[Layout records]
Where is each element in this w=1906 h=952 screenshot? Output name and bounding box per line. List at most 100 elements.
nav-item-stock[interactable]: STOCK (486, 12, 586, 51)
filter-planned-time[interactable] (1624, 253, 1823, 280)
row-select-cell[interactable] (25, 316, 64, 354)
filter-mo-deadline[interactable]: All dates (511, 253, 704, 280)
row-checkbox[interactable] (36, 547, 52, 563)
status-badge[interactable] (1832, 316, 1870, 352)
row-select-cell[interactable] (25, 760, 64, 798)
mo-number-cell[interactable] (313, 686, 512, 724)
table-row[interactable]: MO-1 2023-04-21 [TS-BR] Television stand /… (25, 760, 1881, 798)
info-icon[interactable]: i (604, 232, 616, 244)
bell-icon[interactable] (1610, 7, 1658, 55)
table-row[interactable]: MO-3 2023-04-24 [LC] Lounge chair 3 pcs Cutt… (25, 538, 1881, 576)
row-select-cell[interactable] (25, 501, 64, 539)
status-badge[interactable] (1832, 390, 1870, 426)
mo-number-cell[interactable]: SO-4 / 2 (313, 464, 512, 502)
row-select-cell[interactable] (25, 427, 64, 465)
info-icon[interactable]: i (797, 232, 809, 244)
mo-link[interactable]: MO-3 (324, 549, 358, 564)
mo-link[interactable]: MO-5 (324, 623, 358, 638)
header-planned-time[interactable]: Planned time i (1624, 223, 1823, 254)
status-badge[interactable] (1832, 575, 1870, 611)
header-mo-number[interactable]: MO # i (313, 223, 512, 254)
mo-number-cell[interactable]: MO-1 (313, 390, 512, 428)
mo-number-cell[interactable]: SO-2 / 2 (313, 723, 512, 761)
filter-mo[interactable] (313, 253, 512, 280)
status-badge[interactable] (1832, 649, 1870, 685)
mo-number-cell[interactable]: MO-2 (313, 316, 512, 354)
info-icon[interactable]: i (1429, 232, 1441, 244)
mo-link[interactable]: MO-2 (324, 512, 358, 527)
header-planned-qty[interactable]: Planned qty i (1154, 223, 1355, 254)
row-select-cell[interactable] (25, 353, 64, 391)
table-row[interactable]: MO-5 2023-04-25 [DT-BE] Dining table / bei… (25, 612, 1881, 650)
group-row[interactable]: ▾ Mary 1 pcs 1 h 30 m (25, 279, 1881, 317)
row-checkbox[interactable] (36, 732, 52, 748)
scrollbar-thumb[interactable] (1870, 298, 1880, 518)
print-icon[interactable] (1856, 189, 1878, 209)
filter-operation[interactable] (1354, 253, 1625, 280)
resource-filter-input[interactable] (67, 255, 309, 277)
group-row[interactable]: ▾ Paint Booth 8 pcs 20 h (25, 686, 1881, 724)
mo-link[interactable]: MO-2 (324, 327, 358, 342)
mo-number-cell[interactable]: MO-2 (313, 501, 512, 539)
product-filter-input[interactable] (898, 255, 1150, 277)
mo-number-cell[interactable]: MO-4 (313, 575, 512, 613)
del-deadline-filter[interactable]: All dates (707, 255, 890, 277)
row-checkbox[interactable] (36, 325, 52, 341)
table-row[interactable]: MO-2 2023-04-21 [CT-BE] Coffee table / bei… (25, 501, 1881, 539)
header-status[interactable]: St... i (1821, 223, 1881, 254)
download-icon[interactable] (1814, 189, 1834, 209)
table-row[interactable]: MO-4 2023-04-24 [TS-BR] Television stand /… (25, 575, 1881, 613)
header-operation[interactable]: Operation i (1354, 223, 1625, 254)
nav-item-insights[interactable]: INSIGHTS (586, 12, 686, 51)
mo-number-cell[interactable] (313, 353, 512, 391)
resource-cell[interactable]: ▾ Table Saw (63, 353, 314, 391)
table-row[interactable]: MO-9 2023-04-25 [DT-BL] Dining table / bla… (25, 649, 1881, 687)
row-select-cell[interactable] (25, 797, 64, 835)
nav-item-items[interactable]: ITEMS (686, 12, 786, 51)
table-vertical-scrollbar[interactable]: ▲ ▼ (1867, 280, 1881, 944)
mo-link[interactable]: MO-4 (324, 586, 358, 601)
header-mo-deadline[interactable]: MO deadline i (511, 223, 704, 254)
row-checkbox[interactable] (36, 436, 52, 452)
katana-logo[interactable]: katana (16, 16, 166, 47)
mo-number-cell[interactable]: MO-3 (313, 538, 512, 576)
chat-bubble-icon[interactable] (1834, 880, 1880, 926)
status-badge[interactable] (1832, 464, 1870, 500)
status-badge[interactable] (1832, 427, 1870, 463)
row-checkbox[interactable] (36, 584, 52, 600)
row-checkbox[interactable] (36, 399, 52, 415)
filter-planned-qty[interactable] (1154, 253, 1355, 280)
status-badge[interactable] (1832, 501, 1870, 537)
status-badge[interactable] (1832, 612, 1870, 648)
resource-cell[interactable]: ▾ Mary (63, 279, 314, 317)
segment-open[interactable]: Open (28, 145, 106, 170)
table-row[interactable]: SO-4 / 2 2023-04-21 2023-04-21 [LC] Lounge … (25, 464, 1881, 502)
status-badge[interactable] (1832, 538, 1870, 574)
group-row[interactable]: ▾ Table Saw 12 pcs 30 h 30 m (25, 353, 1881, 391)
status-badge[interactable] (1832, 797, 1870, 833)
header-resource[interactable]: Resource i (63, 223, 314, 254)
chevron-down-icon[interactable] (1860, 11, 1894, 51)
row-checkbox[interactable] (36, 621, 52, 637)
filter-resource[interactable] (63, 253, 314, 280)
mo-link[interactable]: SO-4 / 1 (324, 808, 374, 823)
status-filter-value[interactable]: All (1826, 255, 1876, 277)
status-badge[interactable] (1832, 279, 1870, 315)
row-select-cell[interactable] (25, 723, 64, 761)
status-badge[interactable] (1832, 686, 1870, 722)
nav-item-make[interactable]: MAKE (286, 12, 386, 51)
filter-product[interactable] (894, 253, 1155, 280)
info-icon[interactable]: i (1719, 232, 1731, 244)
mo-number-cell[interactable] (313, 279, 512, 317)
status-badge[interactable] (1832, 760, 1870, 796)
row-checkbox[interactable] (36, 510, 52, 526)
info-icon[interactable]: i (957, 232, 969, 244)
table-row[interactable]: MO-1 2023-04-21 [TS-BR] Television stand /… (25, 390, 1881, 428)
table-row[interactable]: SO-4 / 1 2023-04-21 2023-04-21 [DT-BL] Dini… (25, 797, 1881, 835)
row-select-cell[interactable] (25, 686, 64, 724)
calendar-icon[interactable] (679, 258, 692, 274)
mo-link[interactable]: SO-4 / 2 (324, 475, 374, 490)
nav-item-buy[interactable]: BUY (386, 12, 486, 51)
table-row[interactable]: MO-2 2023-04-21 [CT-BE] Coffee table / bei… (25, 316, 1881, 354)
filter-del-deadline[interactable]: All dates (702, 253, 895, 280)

* _Job_: Convert each line of the records above into a JSON list of strings, with one string per line and any blank lines omitted.

* _Answer to this exercise_:
[
  "Where is each element in this w=1906 h=952 screenshot? Output name and bounding box per line. List at most 100 elements.",
  "nav-item-stock[interactable]: STOCK (486, 12, 586, 51)",
  "filter-planned-time[interactable] (1624, 253, 1823, 280)",
  "row-select-cell[interactable] (25, 316, 64, 354)",
  "filter-mo-deadline[interactable]: All dates (511, 253, 704, 280)",
  "row-checkbox[interactable] (36, 547, 52, 563)",
  "status-badge[interactable] (1832, 316, 1870, 352)",
  "row-select-cell[interactable] (25, 760, 64, 798)",
  "mo-number-cell[interactable] (313, 686, 512, 724)",
  "table-row[interactable]: MO-1 2023-04-21 [TS-BR] Television stand /… (25, 760, 1881, 798)",
  "info-icon[interactable]: i (604, 232, 616, 244)",
  "bell-icon[interactable] (1610, 7, 1658, 55)",
  "table-row[interactable]: MO-3 2023-04-24 [LC] Lounge chair 3 pcs Cutt… (25, 538, 1881, 576)",
  "row-select-cell[interactable] (25, 501, 64, 539)",
  "status-badge[interactable] (1832, 390, 1870, 426)",
  "mo-number-cell[interactable]: SO-4 / 2 (313, 464, 512, 502)",
  "row-select-cell[interactable] (25, 427, 64, 465)",
  "info-icon[interactable]: i (797, 232, 809, 244)",
  "mo-link[interactable]: MO-3 (324, 549, 358, 564)",
  "mo-link[interactable]: MO-5 (324, 623, 358, 638)",
  "header-planned-time[interactable]: Planned time i (1624, 223, 1823, 254)",
  "status-badge[interactable] (1832, 575, 1870, 611)",
  "header-mo-number[interactable]: MO # i (313, 223, 512, 254)",
  "mo-number-cell[interactable]: MO-1 (313, 390, 512, 428)",
  "mo-number-cell[interactable]: SO-2 / 2 (313, 723, 512, 761)",
  "filter-mo[interactable] (313, 253, 512, 280)",
  "status-badge[interactable] (1832, 649, 1870, 685)",
  "mo-number-cell[interactable]: MO-2 (313, 316, 512, 354)",
  "info-icon[interactable]: i (1429, 232, 1441, 244)",
  "mo-link[interactable]: MO-2 (324, 512, 358, 527)",
  "header-planned-qty[interactable]: Planned qty i (1154, 223, 1355, 254)",
  "row-select-cell[interactable] (25, 353, 64, 391)",
  "table-row[interactable]: MO-5 2023-04-25 [DT-BE] Dining table / bei… (25, 612, 1881, 650)",
  "group-row[interactable]: ▾ Mary 1 pcs 1 h 30 m (25, 279, 1881, 317)",
  "row-checkbox[interactable] (36, 732, 52, 748)",
  "scrollbar-thumb[interactable] (1870, 298, 1880, 518)",
  "print-icon[interactable] (1856, 189, 1878, 209)",
  "filter-operation[interactable] (1354, 253, 1625, 280)",
  "resource-filter-input[interactable] (67, 255, 309, 277)",
  "group-row[interactable]: ▾ Paint Booth 8 pcs 20 h (25, 686, 1881, 724)",
  "mo-link[interactable]: MO-2 (324, 327, 358, 342)",
  "mo-number-cell[interactable]: MO-2 (313, 501, 512, 539)",
  "product-filter-input[interactable] (898, 255, 1150, 277)",
  "mo-number-cell[interactable]: MO-4 (313, 575, 512, 613)",
  "del-deadline-filter[interactable]: All dates (707, 255, 890, 277)",
  "row-checkbox[interactable] (36, 325, 52, 341)",
  "table-row[interactable]: MO-2 2023-04-21 [CT-BE] Coffee table / bei… (25, 501, 1881, 539)",
  "header-status[interactable]: St... i (1821, 223, 1881, 254)",
  "download-icon[interactable] (1814, 189, 1834, 209)",
  "table-row[interactable]: MO-4 2023-04-24 [TS-BR] Television stand /… (25, 575, 1881, 613)",
  "header-operation[interactable]: Operation i (1354, 223, 1625, 254)",
  "nav-item-insights[interactable]: INSIGHTS (586, 12, 686, 51)",
  "mo-number-cell[interactable] (313, 353, 512, 391)",
  "resource-cell[interactable]: ▾ Table Saw (63, 353, 314, 391)",
  "table-row[interactable]: MO-9 2023-04-25 [DT-BL] Dining table / bla… (25, 649, 1881, 687)",
  "row-select-cell[interactable] (25, 797, 64, 835)",
  "nav-item-items[interactable]: ITEMS (686, 12, 786, 51)",
  "table-vertical-scrollbar[interactable]: ▲ ▼ (1867, 280, 1881, 944)",
  "mo-link[interactable]: MO-4 (324, 586, 358, 601)",
  "header-mo-deadline[interactable]: MO deadline i (511, 223, 704, 254)",
  "row-checkbox[interactable] (36, 436, 52, 452)",
  "katana-logo[interactable]: katana (16, 16, 166, 47)",
  "mo-number-cell[interactable]: MO-3 (313, 538, 512, 576)",
  "chat-bubble-icon[interactable] (1834, 880, 1880, 926)",
  "status-badge[interactable] (1832, 464, 1870, 500)",
  "status-badge[interactable] (1832, 427, 1870, 463)",
  "row-checkbox[interactable] (36, 584, 52, 600)",
  "row-checkbox[interactable] (36, 399, 52, 415)",
  "filter-planned-qty[interactable] (1154, 253, 1355, 280)",
  "status-badge[interactable] (1832, 501, 1870, 537)",
  "status-badge[interactable] (1832, 612, 1870, 648)",
  "resource-cell[interactable]: ▾ Mary (63, 279, 314, 317)",
  "segment-open[interactable]: Open (28, 145, 106, 170)",
  "table-row[interactable]: SO-4 / 2 2023-04-21 2023-04-21 [LC] Lounge … (25, 464, 1881, 502)",
  "status-badge[interactable] (1832, 538, 1870, 574)",
  "group-row[interactable]: ▾ Table Saw 12 pcs 30 h 30 m (25, 353, 1881, 391)",
  "status-badge[interactable] (1832, 797, 1870, 833)",
  "header-resource[interactable]: Resource i (63, 223, 314, 254)",
  "chevron-down-icon[interactable] (1860, 11, 1894, 51)",
  "row-checkbox[interactable] (36, 621, 52, 637)",
  "filter-resource[interactable] (63, 253, 314, 280)",
  "mo-link[interactable]: SO-4 / 1 (324, 808, 374, 823)",
  "status-filter-value[interactable]: All (1826, 255, 1876, 277)",
  "status-badge[interactable] (1832, 279, 1870, 315)",
  "row-select-cell[interactable] (25, 723, 64, 761)",
  "status-badge[interactable] (1832, 686, 1870, 722)",
  "nav-item-make[interactable]: MAKE (286, 12, 386, 51)",
  "filter-product[interactable] (894, 253, 1155, 280)",
  "info-icon[interactable]: i (1719, 232, 1731, 244)",
  "mo-number-cell[interactable] (313, 279, 512, 317)",
  "status-badge[interactable] (1832, 760, 1870, 796)",
  "row-checkbox[interactable] (36, 510, 52, 526)",
  "info-icon[interactable]: i (957, 232, 969, 244)",
  "table-row[interactable]: MO-1 2023-04-21 [TS-BR] Television stand /… (25, 390, 1881, 428)",
  "table-row[interactable]: SO-4 / 1 2023-04-21 2023-04-21 [DT-BL] Dini… (25, 797, 1881, 835)",
  "row-select-cell[interactable] (25, 686, 64, 724)",
  "calendar-icon[interactable] (679, 258, 692, 274)",
  "mo-link[interactable]: SO-4 / 2 (324, 475, 374, 490)",
  "nav-item-buy[interactable]: BUY (386, 12, 486, 51)",
  "table-row[interactable]: MO-2 2023-04-21 [CT-BE] Coffee table / bei… (25, 316, 1881, 354)",
  "filter-del-deadline[interactable]: All dates (702, 253, 895, 280)"
]